╔══
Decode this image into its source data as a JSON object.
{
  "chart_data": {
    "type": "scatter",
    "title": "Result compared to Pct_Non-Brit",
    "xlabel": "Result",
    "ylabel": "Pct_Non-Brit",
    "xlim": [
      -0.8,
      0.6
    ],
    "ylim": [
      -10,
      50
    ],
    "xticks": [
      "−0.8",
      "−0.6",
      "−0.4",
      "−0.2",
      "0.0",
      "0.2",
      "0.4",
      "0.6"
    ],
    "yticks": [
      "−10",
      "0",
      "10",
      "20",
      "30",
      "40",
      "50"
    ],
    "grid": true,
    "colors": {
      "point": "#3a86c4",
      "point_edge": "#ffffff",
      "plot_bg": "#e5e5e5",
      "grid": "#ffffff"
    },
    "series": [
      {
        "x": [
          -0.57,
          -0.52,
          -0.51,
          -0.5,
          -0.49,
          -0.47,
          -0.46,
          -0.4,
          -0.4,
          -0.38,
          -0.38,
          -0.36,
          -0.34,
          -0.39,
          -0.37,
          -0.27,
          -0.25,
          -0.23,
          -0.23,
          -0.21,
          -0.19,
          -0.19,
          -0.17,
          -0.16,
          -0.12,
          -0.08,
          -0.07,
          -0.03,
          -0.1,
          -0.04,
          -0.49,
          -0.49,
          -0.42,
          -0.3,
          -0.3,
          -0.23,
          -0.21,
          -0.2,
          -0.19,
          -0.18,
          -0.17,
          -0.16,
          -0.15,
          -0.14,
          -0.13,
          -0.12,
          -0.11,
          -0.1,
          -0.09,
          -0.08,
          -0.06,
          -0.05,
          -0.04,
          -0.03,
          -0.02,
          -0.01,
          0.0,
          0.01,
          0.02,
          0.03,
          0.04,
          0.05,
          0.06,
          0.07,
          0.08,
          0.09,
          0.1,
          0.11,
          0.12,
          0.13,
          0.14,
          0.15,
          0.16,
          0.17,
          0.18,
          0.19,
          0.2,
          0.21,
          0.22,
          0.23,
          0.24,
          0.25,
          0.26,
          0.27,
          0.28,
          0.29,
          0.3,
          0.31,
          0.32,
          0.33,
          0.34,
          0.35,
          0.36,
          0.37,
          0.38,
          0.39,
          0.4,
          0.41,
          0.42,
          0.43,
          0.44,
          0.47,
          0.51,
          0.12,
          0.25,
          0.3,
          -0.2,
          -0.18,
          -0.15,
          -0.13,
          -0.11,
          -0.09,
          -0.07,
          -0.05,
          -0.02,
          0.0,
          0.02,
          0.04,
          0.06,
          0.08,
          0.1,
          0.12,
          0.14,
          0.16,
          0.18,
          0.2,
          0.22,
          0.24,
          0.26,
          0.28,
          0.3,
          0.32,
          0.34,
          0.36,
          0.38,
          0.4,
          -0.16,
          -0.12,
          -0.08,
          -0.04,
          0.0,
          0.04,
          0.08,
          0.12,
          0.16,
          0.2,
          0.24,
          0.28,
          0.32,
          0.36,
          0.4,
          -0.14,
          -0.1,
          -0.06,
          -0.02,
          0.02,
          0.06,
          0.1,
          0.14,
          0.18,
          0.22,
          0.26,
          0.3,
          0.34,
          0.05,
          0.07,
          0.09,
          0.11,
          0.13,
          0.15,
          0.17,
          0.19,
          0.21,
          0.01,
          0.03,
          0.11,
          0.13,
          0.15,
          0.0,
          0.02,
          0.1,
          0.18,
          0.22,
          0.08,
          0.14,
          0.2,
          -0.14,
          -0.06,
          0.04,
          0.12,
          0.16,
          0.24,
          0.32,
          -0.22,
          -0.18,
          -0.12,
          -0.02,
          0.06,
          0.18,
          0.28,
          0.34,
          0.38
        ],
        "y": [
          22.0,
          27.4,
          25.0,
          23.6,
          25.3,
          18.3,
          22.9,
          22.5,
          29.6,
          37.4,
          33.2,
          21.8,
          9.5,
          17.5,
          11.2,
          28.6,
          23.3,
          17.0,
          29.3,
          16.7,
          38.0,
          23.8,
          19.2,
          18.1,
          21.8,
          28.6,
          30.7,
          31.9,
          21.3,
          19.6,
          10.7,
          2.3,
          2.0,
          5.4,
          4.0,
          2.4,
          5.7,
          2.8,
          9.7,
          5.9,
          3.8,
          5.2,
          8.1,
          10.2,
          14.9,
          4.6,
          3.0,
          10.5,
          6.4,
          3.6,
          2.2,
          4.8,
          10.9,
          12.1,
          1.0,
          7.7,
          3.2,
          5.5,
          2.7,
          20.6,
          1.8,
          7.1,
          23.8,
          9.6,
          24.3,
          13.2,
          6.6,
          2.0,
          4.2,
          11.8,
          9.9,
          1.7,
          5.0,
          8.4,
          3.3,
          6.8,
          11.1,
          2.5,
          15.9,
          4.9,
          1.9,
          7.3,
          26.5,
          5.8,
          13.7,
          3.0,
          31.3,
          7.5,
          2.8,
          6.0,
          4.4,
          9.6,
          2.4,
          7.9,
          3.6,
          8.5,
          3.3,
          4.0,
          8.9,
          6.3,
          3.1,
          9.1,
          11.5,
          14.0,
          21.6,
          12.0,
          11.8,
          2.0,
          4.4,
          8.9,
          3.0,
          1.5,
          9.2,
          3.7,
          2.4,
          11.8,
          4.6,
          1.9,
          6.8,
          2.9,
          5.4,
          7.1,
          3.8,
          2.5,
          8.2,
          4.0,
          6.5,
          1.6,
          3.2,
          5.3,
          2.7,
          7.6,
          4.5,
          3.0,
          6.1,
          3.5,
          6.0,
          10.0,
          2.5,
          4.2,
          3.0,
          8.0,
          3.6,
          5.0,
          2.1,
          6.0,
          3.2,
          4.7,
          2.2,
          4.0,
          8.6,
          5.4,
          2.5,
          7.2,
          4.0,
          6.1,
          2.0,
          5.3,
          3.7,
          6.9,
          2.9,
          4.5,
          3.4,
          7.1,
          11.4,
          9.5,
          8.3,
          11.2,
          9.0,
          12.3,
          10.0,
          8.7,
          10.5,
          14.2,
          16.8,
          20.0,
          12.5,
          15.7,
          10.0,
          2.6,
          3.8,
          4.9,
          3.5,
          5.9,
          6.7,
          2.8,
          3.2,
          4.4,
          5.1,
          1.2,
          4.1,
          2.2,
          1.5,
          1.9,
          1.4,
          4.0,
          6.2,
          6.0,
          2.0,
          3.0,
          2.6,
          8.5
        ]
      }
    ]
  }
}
╚══
Select the lines that carry the string "Result" and copy them.

    "title": "Result compared to Pct_Non-Brit",
    "xlabel": "Result",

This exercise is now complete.